Each line of the listing must be transcribed exactly, except for the images, which should be excluded.

● Record excerpts:
Begin
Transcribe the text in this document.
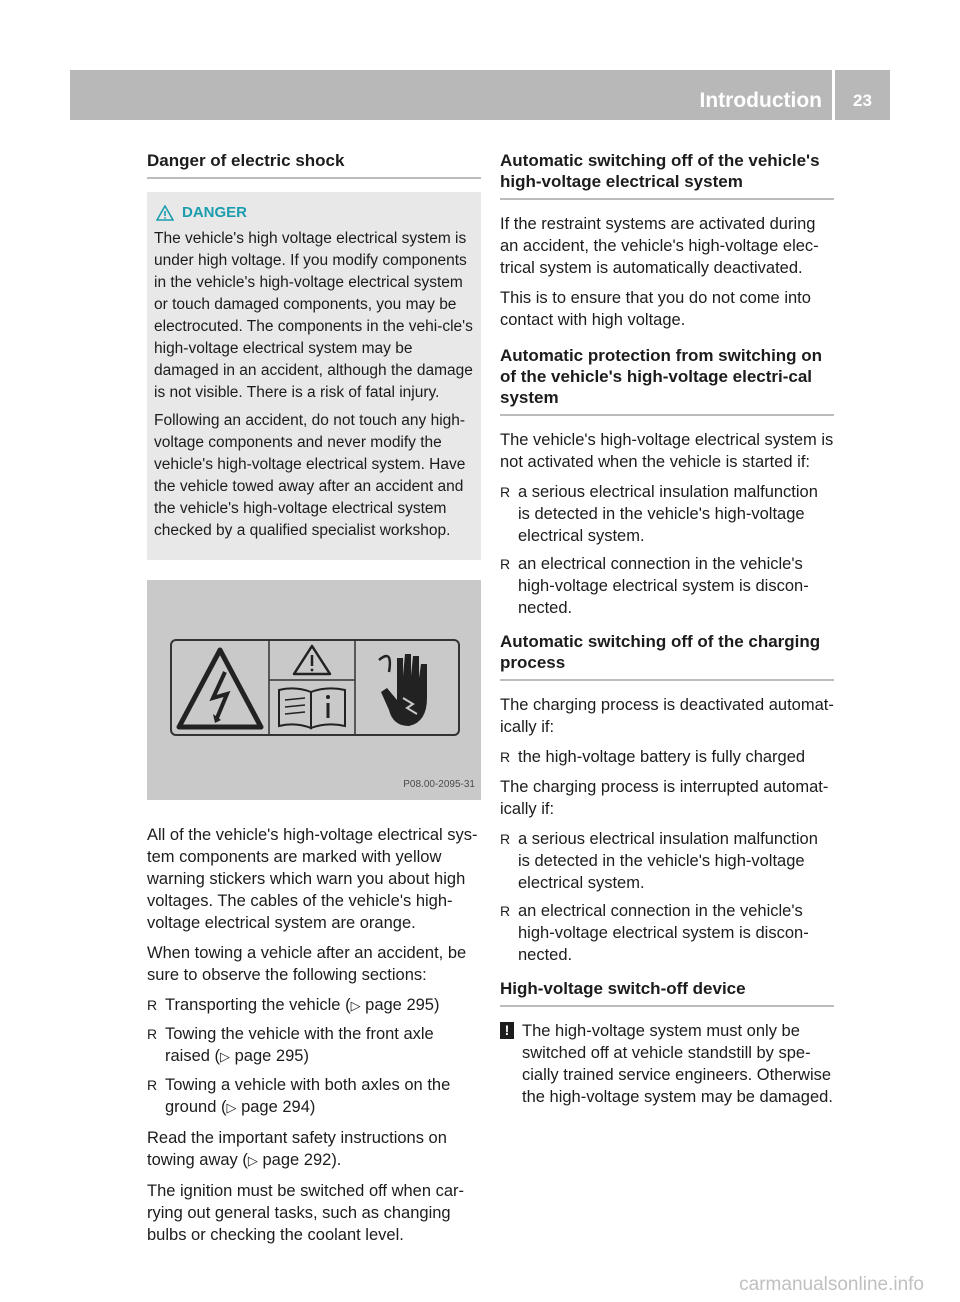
Introduction	23
Danger of electric shock
DANGER

The vehicle's high voltage electrical system is under high voltage. If you modify components in the vehicle's high-voltage electrical system or touch damaged components, you may be electrocuted. The components in the vehi-cle's high-voltage electrical system may be damaged in an accident, although the damage is not visible. There is a risk of fatal injury.

Following an accident, do not touch any high-voltage components and never modify the vehicle's high-voltage electrical system. Have the vehicle towed away after an accident and the vehicle's high-voltage electrical system checked by a qualified specialist workshop.

P08.00-2095-31

All of the vehicle's high-voltage electrical sys-tem components are marked with yellow warning stickers which warn you about high voltages. The cables of the vehicle's high-voltage electrical system are orange.

When towing a vehicle after an accident, be sure to observe the following sections:

R Transporting the vehicle (▷ page 295)
R Towing the vehicle with the front axle raised (▷ page 295)
R Towing a vehicle with both axles on the ground (▷ page 294)

Read the important safety instructions on towing away (▷ page 292).

The ignition must be switched off when car-rying out general tasks, such as changing bulbs or checking the coolant level.

Automatic switching off of the vehicle's high-voltage electrical system

If the restraint systems are activated during an accident, the vehicle's high-voltage elec-trical system is automatically deactivated.

This is to ensure that you do not come into contact with high voltage.

Automatic protection from switching on of the vehicle's high-voltage electri-cal system

The vehicle's high-voltage electrical system is not activated when the vehicle is started if:

R a serious electrical insulation malfunction is detected in the vehicle's high-voltage electrical system.
R an electrical connection in the vehicle's high-voltage electrical system is discon-nected.
Automatic switching off of the charging process

The charging process is deactivated automat-ically if:

R the high-voltage battery is fully charged

The charging process is interrupted automat-ically if:

R a serious electrical insulation malfunction is detected in the vehicle's high-voltage electrical system.
R an electrical connection in the vehicle's high-voltage electrical system is discon-nected.
High-voltage switch-off device
! The high-voltage system must only be switched off at vehicle standstill by spe-cially trained service engineers. Otherwise the high-voltage system may be damaged.
carmanualsonline.info
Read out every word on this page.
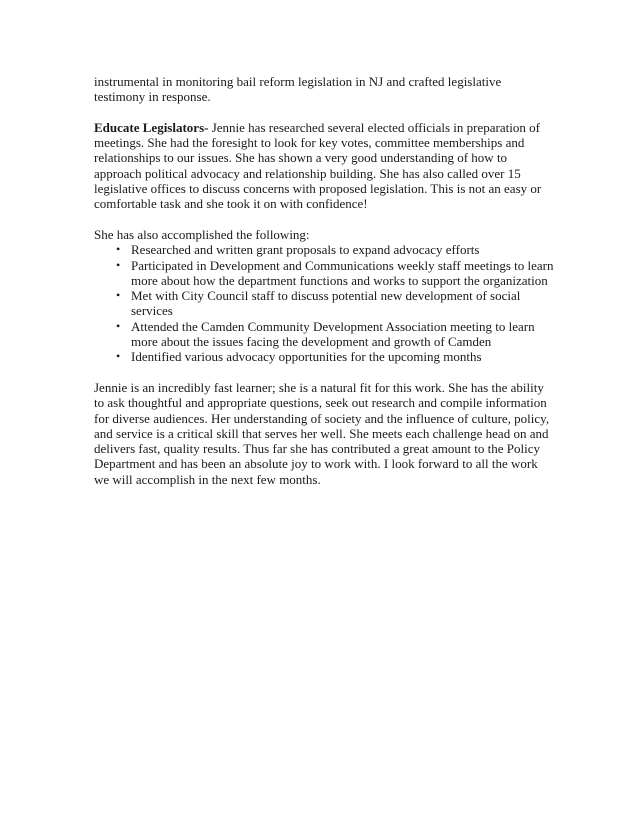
instrumental in monitoring bail reform legislation in NJ and crafted legislative testimony in response.

Educate Legislators- Jennie has researched several elected officials in preparation of meetings. She had the foresight to look for key votes, committee memberships and relationships to our issues. She has shown a very good understanding of how to approach political advocacy and relationship building. She has also called over 15 legislative offices to discuss concerns with proposed legislation. This is not an easy or comfortable task and she took it on with confidence!

She has also accomplished the following:

• Researched and written grant proposals to expand advocacy efforts
• Participated in Development and Communications weekly staff meetings to learn more about how the department functions and works to support the organization
• Met with City Council staff to discuss potential new development of social services
• Attended the Camden Community Development Association meeting to learn more about the issues facing the development and growth of Camden
• Identified various advocacy opportunities for the upcoming months

Jennie is an incredibly fast learner; she is a natural fit for this work. She has the ability to ask thoughtful and appropriate questions, seek out research and compile information for diverse audiences. Her understanding of society and the influence of culture, policy, and service is a critical skill that serves her well. She meets each challenge head on and delivers fast, quality results. Thus far she has contributed a great amount to the Policy Department and has been an absolute joy to work with. I look forward to all the work we will accomplish in the next few months.
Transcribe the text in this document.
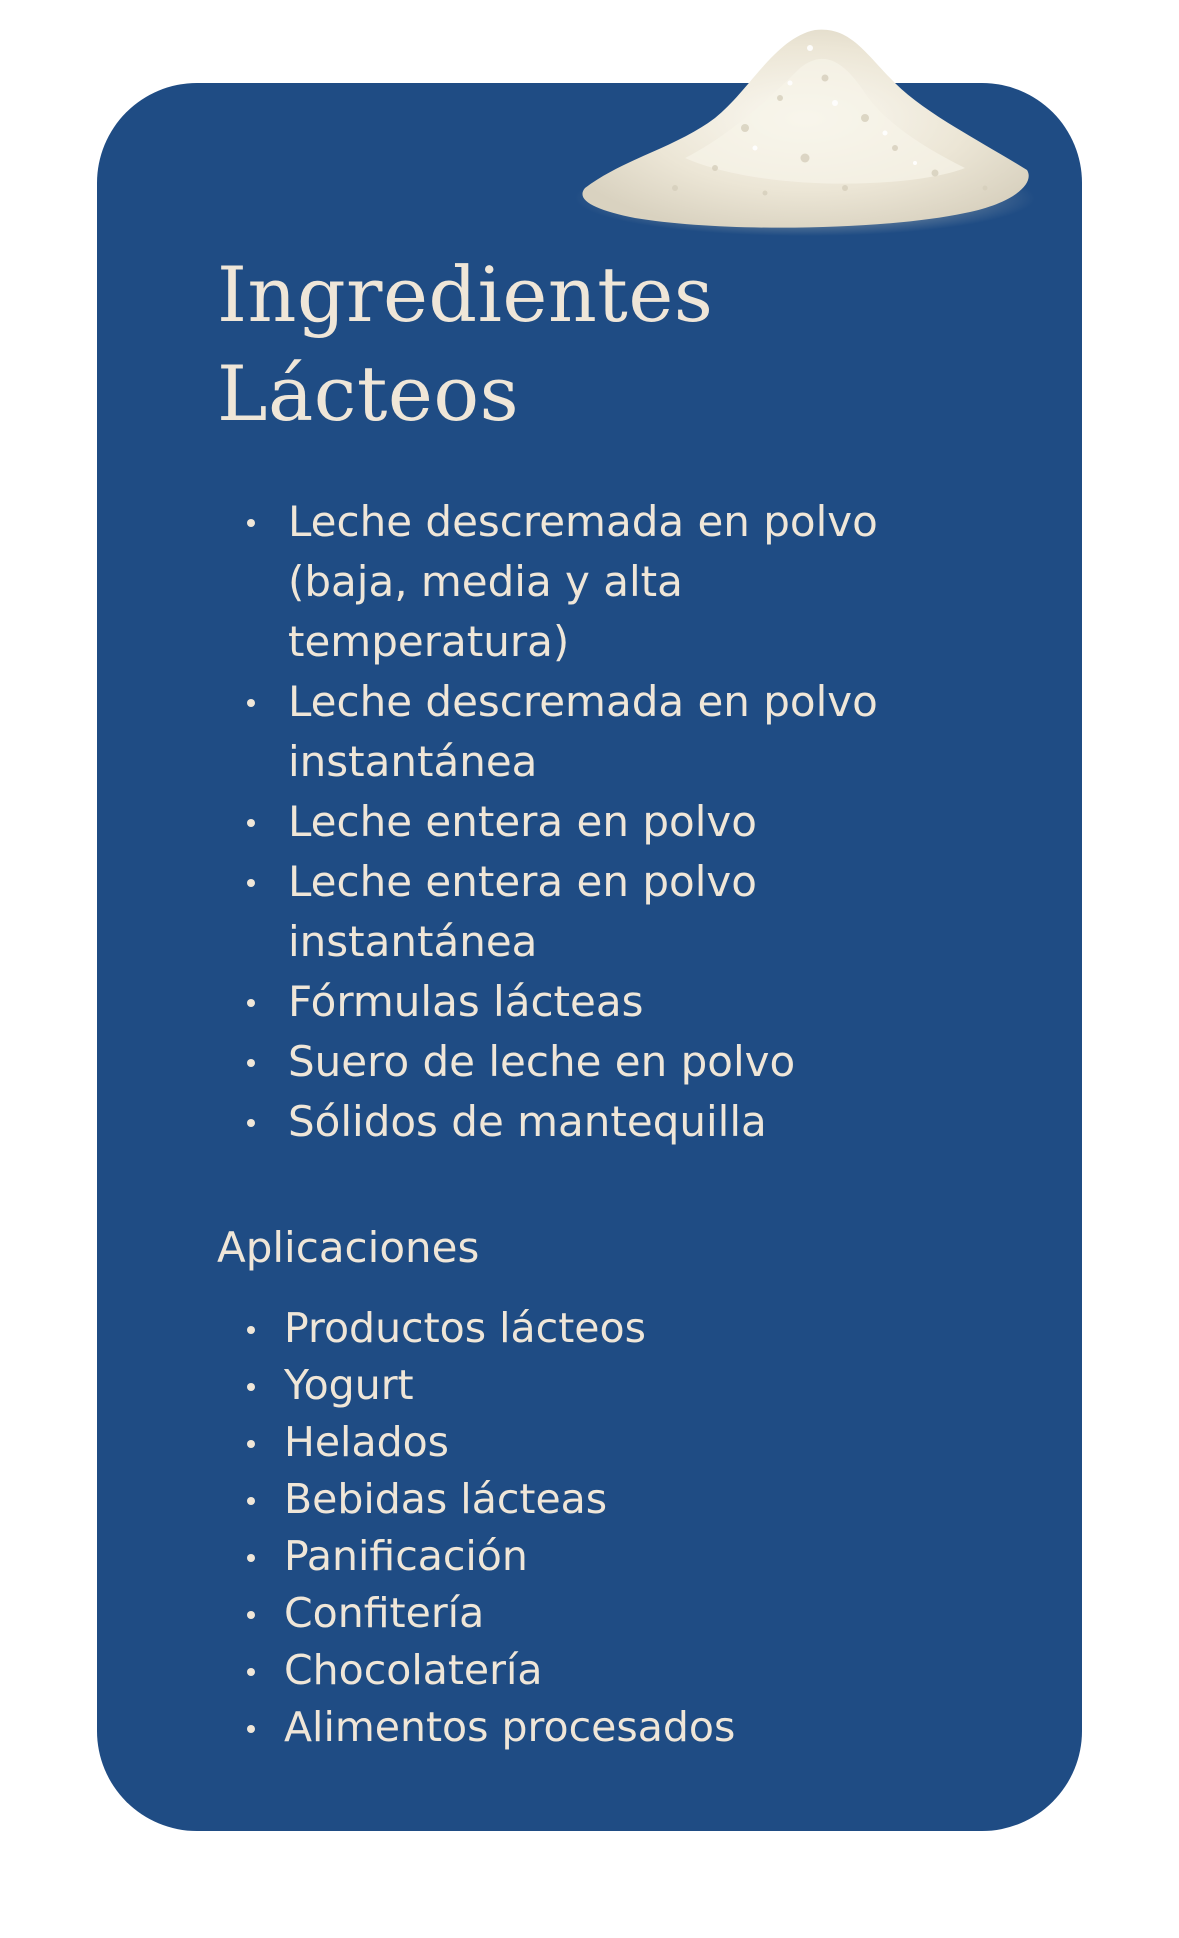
Ingredientes
Lácteos
Leche descremada en polvo (baja, media y alta temperatura)
Leche descremada en polvo instantánea
Leche entera en polvo
Leche entera en polvo instantánea
Fórmulas lácteas
Suero de leche en polvo
Sólidos de mantequilla
Aplicaciones
Productos lácteos
Yogurt
Helados
Bebidas lácteas
Panificación
Confitería
Chocolatería
Alimentos procesados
End
● Answer in full:
Transcribe the text in this document.
Introduction	23
Danger of electric shock
DANGER

The vehicle's high voltage electrical system is under high voltage. If you modify components in the vehicle's high-voltage electrical system or touch damaged components, you may be electrocuted. The components in the vehi-cle's high-voltage electrical system may be damaged in an accident, although the damage is not visible. There is a risk of fatal injury.

Following an accident, do not touch any high-voltage components and never modify the vehicle's high-voltage electrical system. Have the vehicle towed away after an accident and the vehicle's high-voltage electrical system checked by a qualified specialist workshop.

P08.00-2095-31

All of the vehicle's high-voltage electrical sys-tem components are marked with yellow warning stickers which warn you about high voltages. The cables of the vehicle's high-voltage electrical system are orange.

When towing a vehicle after an accident, be sure to observe the following sections:

R Transporting the vehicle (▷ page 295)
R Towing the vehicle with the front axle raised (▷ page 295)
R Towing a vehicle with both axles on the ground (▷ page 294)

Read the important safety instructions on towing away (▷ page 292).

The ignition must be switched off when car-rying out general tasks, such as changing bulbs or checking the coolant level.

Automatic switching off of the vehicle's high-voltage electrical system

If the restraint systems are activated during an accident, the vehicle's high-voltage elec-trical system is automatically deactivated.

This is to ensure that you do not come into contact with high voltage.

Automatic protection from switching on of the vehicle's high-voltage electri-cal system

The vehicle's high-voltage electrical system is not activated when the vehicle is started if:

R a serious electrical insulation malfunction is detected in the vehicle's high-voltage electrical system.
R an electrical connection in the vehicle's high-voltage electrical system is discon-nected.
Automatic switching off of the charging process

The charging process is deactivated automat-ically if:

R the high-voltage battery is fully charged

The charging process is interrupted automat-ically if:

R a serious electrical insulation malfunction is detected in the vehicle's high-voltage electrical system.
R an electrical connection in the vehicle's high-voltage electrical system is discon-nected.
High-voltage switch-off device
! The high-voltage system must only be switched off at vehicle standstill by spe-cially trained service engineers. Otherwise the high-voltage system may be damaged.
carmanualsonline.info
Read out every word on this page.
instrumental in monitoring bail reform legislation in NJ and crafted legislative testimony in response.

Educate Legislators- Jennie has researched several elected officials in preparation of meetings. She had the foresight to look for key votes, committee memberships and relationships to our issues. She has shown a very good understanding of how to approach political advocacy and relationship building. She has also called over 15 legislative offices to discuss concerns with proposed legislation. This is not an easy or comfortable task and she took it on with confidence!

She has also accomplished the following:

• Researched and written grant proposals to expand advocacy efforts
• Participated in Development and Communications weekly staff meetings to learn more about how the department functions and works to support the organization
• Met with City Council staff to discuss potential new development of social services
• Attended the Camden Community Development Association meeting to learn more about the issues facing the development and growth of Camden
• Identified various advocacy opportunities for the upcoming months

Jennie is an incredibly fast learner; she is a natural fit for this work. She has the ability to ask thoughtful and appropriate questions, seek out research and compile information for diverse audiences. Her understanding of society and the influence of culture, policy, and service is a critical skill that serves her well. She meets each challenge head on and delivers fast, quality results. Thus far she has contributed a great amount to the Policy Department and has been an absolute joy to work with. I look forward to all the work we will accomplish in the next few months.
Transcribe the text in this document.
Ingredientes
Lácteos
Leche descremada en polvo (baja, media y alta temperatura)
Leche descremada en polvo instantánea
Leche entera en polvo
Leche entera en polvo instantánea
Fórmulas lácteas
Suero de leche en polvo
Sólidos de mantequilla
Aplicaciones
Productos lácteos
Yogurt
Helados
Bebidas lácteas
Panificación
Confitería
Chocolatería
Alimentos procesados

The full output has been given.